◆ WHAT IS REQUIRED:
Copy every line with the string "text" in it.

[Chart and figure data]
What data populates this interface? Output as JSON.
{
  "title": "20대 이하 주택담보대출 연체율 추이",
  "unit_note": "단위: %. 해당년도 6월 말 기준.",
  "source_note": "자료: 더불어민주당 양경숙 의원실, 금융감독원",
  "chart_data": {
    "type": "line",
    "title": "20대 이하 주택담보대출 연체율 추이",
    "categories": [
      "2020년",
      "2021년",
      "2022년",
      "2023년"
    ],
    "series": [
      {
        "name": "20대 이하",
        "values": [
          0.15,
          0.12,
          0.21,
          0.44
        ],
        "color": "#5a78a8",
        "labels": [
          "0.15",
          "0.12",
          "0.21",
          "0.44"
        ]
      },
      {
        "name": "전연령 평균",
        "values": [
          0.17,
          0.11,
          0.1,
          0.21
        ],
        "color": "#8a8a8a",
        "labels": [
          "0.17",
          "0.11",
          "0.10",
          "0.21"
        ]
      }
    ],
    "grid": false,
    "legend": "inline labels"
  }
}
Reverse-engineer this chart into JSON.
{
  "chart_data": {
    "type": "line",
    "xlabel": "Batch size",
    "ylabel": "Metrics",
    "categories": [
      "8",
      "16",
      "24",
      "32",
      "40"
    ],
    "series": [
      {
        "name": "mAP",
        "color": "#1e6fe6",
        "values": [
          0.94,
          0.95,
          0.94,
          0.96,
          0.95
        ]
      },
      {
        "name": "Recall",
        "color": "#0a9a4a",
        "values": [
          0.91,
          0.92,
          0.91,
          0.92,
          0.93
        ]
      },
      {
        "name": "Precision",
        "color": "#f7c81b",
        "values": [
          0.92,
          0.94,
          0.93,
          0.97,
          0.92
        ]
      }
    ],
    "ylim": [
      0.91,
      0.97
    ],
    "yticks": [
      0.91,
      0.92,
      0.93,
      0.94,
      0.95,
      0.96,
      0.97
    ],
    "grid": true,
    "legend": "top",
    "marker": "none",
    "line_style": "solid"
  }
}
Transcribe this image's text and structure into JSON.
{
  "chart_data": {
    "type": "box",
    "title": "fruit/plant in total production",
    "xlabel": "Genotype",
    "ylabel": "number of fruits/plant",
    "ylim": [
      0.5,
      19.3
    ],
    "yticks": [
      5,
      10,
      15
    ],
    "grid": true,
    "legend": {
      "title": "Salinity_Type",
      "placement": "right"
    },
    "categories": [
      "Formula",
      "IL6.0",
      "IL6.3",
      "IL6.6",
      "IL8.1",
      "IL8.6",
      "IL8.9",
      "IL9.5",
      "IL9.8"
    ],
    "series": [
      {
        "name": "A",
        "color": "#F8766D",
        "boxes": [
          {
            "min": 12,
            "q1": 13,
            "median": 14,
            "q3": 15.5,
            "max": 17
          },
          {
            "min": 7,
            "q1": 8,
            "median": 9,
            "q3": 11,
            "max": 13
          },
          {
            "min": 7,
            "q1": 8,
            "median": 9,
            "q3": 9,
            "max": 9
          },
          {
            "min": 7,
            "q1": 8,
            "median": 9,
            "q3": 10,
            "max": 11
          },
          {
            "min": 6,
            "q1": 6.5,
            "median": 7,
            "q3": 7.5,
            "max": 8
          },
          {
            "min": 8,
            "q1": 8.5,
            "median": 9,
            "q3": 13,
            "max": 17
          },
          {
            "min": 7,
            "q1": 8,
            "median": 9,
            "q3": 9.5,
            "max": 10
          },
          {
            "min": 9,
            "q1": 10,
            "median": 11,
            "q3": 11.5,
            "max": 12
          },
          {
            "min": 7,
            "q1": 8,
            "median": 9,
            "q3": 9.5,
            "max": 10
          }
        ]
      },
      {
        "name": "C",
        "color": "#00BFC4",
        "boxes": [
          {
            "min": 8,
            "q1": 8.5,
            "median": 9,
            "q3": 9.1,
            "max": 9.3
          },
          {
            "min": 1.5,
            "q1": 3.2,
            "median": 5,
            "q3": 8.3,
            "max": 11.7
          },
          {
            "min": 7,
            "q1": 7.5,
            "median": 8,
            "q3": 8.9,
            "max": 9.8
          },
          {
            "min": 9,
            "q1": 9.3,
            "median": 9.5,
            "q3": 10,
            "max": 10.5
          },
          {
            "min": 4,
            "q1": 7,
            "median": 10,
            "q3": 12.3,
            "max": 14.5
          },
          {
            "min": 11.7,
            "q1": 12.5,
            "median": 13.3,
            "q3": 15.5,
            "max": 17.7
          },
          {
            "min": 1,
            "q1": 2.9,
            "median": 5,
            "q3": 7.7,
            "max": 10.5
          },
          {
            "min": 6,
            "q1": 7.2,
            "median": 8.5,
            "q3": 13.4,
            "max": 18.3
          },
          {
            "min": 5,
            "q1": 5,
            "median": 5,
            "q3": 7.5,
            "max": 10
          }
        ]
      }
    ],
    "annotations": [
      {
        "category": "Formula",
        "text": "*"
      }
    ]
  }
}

◆ SOLUTION TO THE EXERCISE:
Transcribe this image's text and structure into JSON.
        "text": "*"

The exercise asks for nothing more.